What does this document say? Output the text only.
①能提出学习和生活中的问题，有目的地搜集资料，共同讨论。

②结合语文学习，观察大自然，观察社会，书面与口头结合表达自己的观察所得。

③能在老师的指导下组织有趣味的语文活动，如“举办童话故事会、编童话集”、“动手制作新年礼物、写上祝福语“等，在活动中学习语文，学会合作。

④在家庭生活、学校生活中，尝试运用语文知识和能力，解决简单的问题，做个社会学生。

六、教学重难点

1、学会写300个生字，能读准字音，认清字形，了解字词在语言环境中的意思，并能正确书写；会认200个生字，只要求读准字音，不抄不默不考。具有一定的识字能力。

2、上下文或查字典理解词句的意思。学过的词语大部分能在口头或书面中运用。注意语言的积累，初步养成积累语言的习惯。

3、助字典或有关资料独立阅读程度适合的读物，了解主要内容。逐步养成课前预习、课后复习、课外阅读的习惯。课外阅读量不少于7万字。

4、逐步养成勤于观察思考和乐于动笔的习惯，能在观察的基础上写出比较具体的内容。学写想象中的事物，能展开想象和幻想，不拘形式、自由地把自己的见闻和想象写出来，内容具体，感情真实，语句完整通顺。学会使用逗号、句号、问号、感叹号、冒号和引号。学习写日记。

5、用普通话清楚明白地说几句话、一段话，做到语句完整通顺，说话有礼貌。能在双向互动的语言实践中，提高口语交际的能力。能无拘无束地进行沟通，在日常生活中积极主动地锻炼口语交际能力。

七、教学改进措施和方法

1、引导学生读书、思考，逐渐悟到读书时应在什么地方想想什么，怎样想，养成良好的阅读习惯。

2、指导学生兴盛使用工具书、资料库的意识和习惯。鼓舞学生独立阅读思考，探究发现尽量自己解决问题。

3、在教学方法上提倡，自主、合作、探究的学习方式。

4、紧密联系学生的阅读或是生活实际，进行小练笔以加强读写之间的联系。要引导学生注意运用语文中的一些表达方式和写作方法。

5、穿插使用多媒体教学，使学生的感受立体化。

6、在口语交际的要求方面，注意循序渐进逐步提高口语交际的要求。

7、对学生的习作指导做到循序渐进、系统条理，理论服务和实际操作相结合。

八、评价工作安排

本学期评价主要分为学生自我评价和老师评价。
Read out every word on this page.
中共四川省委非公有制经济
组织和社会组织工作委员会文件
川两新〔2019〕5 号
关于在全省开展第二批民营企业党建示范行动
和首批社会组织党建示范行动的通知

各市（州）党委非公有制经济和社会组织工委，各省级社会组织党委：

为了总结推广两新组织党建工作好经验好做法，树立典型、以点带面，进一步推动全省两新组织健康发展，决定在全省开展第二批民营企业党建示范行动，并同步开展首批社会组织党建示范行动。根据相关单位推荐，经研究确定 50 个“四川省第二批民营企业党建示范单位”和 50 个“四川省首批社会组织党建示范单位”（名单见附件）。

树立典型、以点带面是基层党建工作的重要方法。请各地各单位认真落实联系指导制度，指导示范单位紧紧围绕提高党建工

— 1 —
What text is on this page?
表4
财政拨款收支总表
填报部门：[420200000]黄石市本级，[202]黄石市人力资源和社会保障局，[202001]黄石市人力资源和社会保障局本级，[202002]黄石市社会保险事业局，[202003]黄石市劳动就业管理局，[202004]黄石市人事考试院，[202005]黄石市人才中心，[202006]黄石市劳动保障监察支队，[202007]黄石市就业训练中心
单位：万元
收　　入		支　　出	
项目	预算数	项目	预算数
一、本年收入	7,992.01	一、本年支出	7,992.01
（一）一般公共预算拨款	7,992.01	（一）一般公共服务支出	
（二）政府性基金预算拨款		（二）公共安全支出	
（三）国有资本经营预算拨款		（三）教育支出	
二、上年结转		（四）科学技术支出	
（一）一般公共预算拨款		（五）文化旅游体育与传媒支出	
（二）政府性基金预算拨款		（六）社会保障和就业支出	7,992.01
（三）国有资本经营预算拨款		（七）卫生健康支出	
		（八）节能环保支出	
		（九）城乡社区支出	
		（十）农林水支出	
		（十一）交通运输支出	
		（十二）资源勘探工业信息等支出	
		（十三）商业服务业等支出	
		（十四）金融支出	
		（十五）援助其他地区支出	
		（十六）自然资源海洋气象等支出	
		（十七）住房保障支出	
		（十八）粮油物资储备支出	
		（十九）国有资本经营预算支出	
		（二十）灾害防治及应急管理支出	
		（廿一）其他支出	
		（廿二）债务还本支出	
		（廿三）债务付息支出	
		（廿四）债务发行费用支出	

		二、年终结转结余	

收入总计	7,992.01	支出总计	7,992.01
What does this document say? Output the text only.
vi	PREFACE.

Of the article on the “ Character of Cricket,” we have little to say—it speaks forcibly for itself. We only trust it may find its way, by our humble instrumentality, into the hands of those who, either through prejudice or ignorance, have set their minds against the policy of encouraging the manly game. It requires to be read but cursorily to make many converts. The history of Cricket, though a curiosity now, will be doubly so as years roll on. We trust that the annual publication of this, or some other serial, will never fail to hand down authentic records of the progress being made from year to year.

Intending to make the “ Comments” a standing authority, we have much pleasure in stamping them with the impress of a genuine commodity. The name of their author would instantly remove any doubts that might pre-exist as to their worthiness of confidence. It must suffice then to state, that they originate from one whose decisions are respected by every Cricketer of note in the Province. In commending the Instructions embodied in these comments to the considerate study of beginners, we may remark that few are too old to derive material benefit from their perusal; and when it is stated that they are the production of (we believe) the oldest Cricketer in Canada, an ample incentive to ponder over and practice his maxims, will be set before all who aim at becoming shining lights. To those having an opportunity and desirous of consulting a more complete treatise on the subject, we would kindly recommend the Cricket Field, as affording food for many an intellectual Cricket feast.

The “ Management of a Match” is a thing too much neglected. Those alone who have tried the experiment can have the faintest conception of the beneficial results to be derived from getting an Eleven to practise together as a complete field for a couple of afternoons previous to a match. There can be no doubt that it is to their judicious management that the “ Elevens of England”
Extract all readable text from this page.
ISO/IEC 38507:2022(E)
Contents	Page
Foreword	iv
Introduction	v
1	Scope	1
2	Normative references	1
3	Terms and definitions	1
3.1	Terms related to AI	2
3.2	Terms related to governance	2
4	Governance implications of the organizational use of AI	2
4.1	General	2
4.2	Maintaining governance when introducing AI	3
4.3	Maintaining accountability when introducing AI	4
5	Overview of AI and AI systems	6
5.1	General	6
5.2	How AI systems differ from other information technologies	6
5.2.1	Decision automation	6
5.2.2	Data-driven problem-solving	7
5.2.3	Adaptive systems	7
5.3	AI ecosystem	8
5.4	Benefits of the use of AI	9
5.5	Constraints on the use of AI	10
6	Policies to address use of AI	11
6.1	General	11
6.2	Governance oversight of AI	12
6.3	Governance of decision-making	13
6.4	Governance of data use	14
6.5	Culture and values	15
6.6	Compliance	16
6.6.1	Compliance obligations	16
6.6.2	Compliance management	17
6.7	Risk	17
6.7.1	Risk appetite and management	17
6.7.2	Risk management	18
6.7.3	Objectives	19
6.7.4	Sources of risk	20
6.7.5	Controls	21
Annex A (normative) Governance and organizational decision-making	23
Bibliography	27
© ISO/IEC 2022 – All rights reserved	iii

_Instruction_. Repeat the listing exactly, from its first line to its last.

_Task output_.
What does this document say? Output the text only.
①能提出学习和生活中的问题，有目的地搜集资料，共同讨论。

②结合语文学习，观察大自然，观察社会，书面与口头结合表达自己的观察所得。

③能在老师的指导下组织有趣味的语文活动，如“举办童话故事会、编童话集”、“动手制作新年礼物、写上祝福语“等，在活动中学习语文，学会合作。

④在家庭生活、学校生活中，尝试运用语文知识和能力，解决简单的问题，做个社会学生。

六、教学重难点

1、学会写300个生字，能读准字音，认清字形，了解字词在语言环境中的意思，并能正确书写；会认200个生字，只要求读准字音，不抄不默不考。具有一定的识字能力。

2、上下文或查字典理解词句的意思。学过的词语大部分能在口头或书面中运用。注意语言的积累，初步养成积累语言的习惯。

3、助字典或有关资料独立阅读程度适合的读物，了解主要内容。逐步养成课前预习、课后复习、课外阅读的习惯。课外阅读量不少于7万字。

4、逐步养成勤于观察思考和乐于动笔的习惯，能在观察的基础上写出比较具体的内容。学写想象中的事物，能展开想象和幻想，不拘形式、自由地把自己的见闻和想象写出来，内容具体，感情真实，语句完整通顺。学会使用逗号、句号、问号、感叹号、冒号和引号。学习写日记。

5、用普通话清楚明白地说几句话、一段话，做到语句完整通顺，说话有礼貌。能在双向互动的语言实践中，提高口语交际的能力。能无拘无束地进行沟通，在日常生活中积极主动地锻炼口语交际能力。

七、教学改进措施和方法

1、引导学生读书、思考，逐渐悟到读书时应在什么地方想想什么，怎样想，养成良好的阅读习惯。

2、指导学生兴盛使用工具书、资料库的意识和习惯。鼓舞学生独立阅读思考，探究发现尽量自己解决问题。

3、在教学方法上提倡，自主、合作、探究的学习方式。

4、紧密联系学生的阅读或是生活实际，进行小练笔以加强读写之间的联系。要引导学生注意运用语文中的一些表达方式和写作方法。

5、穿插使用多媒体教学，使学生的感受立体化。

6、在口语交际的要求方面，注意循序渐进逐步提高口语交际的要求。

7、对学生的习作指导做到循序渐进、系统条理，理论服务和实际操作相结合。

八、评价工作安排

本学期评价主要分为学生自我评价和老师评价。
Read out every word on this page.
中共四川省委非公有制经济
组织和社会组织工作委员会文件
川两新〔2019〕5 号
关于在全省开展第二批民营企业党建示范行动
和首批社会组织党建示范行动的通知

各市（州）党委非公有制经济和社会组织工委，各省级社会组织党委：

为了总结推广两新组织党建工作好经验好做法，树立典型、以点带面，进一步推动全省两新组织健康发展，决定在全省开展第二批民营企业党建示范行动，并同步开展首批社会组织党建示范行动。根据相关单位推荐，经研究确定 50 个“四川省第二批民营企业党建示范单位”和 50 个“四川省首批社会组织党建示范单位”（名单见附件）。

树立典型、以点带面是基层党建工作的重要方法。请各地各单位认真落实联系指导制度，指导示范单位紧紧围绕提高党建工

— 1 —
What text is on this page?
表4
财政拨款收支总表
填报部门：[420200000]黄石市本级，[202]黄石市人力资源和社会保障局，[202001]黄石市人力资源和社会保障局本级，[202002]黄石市社会保险事业局，[202003]黄石市劳动就业管理局，[202004]黄石市人事考试院，[202005]黄石市人才中心，[202006]黄石市劳动保障监察支队，[202007]黄石市就业训练中心
单位：万元
收　　入		支　　出	
项目	预算数	项目	预算数
一、本年收入	7,992.01	一、本年支出	7,992.01
（一）一般公共预算拨款	7,992.01	（一）一般公共服务支出	
（二）政府性基金预算拨款		（二）公共安全支出	
（三）国有资本经营预算拨款		（三）教育支出	
二、上年结转		（四）科学技术支出	
（一）一般公共预算拨款		（五）文化旅游体育与传媒支出	
（二）政府性基金预算拨款		（六）社会保障和就业支出	7,992.01
（三）国有资本经营预算拨款		（七）卫生健康支出	
		（八）节能环保支出	
		（九）城乡社区支出	
		（十）农林水支出	
		（十一）交通运输支出	
		（十二）资源勘探工业信息等支出	
		（十三）商业服务业等支出	
		（十四）金融支出	
		（十五）援助其他地区支出	
		（十六）自然资源海洋气象等支出	
		（十七）住房保障支出	
		（十八）粮油物资储备支出	
		（十九）国有资本经营预算支出	
		（二十）灾害防治及应急管理支出	
		（廿一）其他支出	
		（廿二）债务还本支出	
		（廿三）债务付息支出	
		（廿四）债务发行费用支出	

		二、年终结转结余	

收入总计	7,992.01	支出总计	7,992.01
What does this document say? Output the text only.
vi	PREFACE.

Of the article on the “ Character of Cricket,” we have little to say—it speaks forcibly for itself. We only trust it may find its way, by our humble instrumentality, into the hands of those who, either through prejudice or ignorance, have set their minds against the policy of encouraging the manly game. It requires to be read but cursorily to make many converts. The history of Cricket, though a curiosity now, will be doubly so as years roll on. We trust that the annual publication of this, or some other serial, will never fail to hand down authentic records of the progress being made from year to year.

Intending to make the “ Comments” a standing authority, we have much pleasure in stamping them with the impress of a genuine commodity. The name of their author would instantly remove any doubts that might pre-exist as to their worthiness of confidence. It must suffice then to state, that they originate from one whose decisions are respected by every Cricketer of note in the Province. In commending the Instructions embodied in these comments to the considerate study of beginners, we may remark that few are too old to derive material benefit from their perusal; and when it is stated that they are the production of (we believe) the oldest Cricketer in Canada, an ample incentive to ponder over and practice his maxims, will be set before all who aim at becoming shining lights. To those having an opportunity and desirous of consulting a more complete treatise on the subject, we would kindly recommend the Cricket Field, as affording food for many an intellectual Cricket feast.

The “ Management of a Match” is a thing too much neglected. Those alone who have tried the experiment can have the faintest conception of the beneficial results to be derived from getting an Eleven to practise together as a complete field for a couple of afternoons previous to a match. There can be no doubt that it is to their judicious management that the “ Elevens of England”
Extract all readable text from this page.
ISO/IEC 38507:2022(E)
Contents	Page
Foreword	iv
Introduction	v
1	Scope	1
2	Normative references	1
3	Terms and definitions	1
3.1	Terms related to AI	2
3.2	Terms related to governance	2
4	Governance implications of the organizational use of AI	2
4.1	General	2
4.2	Maintaining governance when introducing AI	3
4.3	Maintaining accountability when introducing AI	4
5	Overview of AI and AI systems	6
5.1	General	6
5.2	How AI systems differ from other information technologies	6
5.2.1	Decision automation	6
5.2.2	Data-driven problem-solving	7
5.2.3	Adaptive systems	7
5.3	AI ecosystem	8
5.4	Benefits of the use of AI	9
5.5	Constraints on the use of AI	10
6	Policies to address use of AI	11
6.1	General	11
6.2	Governance oversight of AI	12
6.3	Governance of decision-making	13
6.4	Governance of data use	14
6.5	Culture and values	15
6.6	Compliance	16
6.6.1	Compliance obligations	16
6.6.2	Compliance management	17
6.7	Risk	17
6.7.1	Risk appetite and management	17
6.7.2	Risk management	18
6.7.3	Objectives	19
6.7.4	Sources of risk	20
6.7.5	Controls	21
Annex A (normative) Governance and organizational decision-making	23
Bibliography	27
© ISO/IEC 2022 – All rights reserved	iii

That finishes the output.